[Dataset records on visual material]
## Start
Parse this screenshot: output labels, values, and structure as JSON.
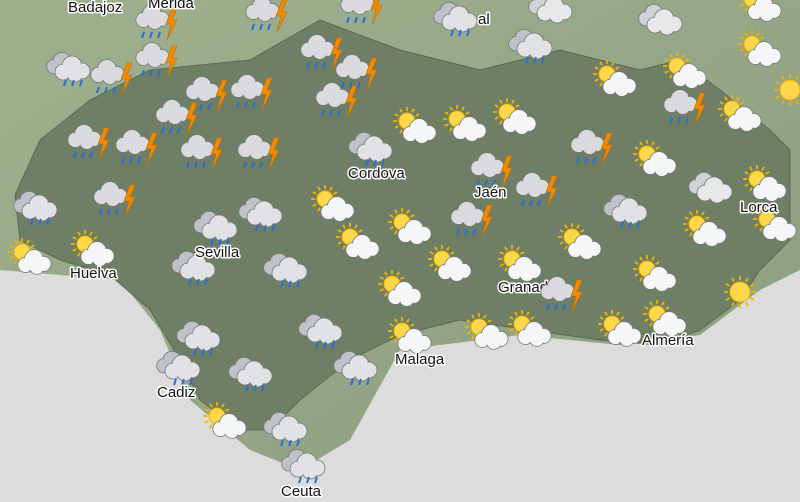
{
  "labels": [
    "Badajoz",
    "Merida",
    "al",
    "Cordova",
    "Jaén",
    "Sevilla",
    "Huelva",
    "Lorca",
    "Granada",
    "Malaga",
    "Almería",
    "Cadiz",
    "Ceuta"
  ]
}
## End
* What to do
Word for word, quote the full listing, omitting every picture.

* Task result
Parse this screenshot: output labels, values, and structure as JSON.
{
  "labels": [
    "Badajoz",
    "Merida",
    "al",
    "Cordova",
    "Jaén",
    "Sevilla",
    "Huelva",
    "Lorca",
    "Granada",
    "Malaga",
    "Almería",
    "Cadiz",
    "Ceuta"
  ]
}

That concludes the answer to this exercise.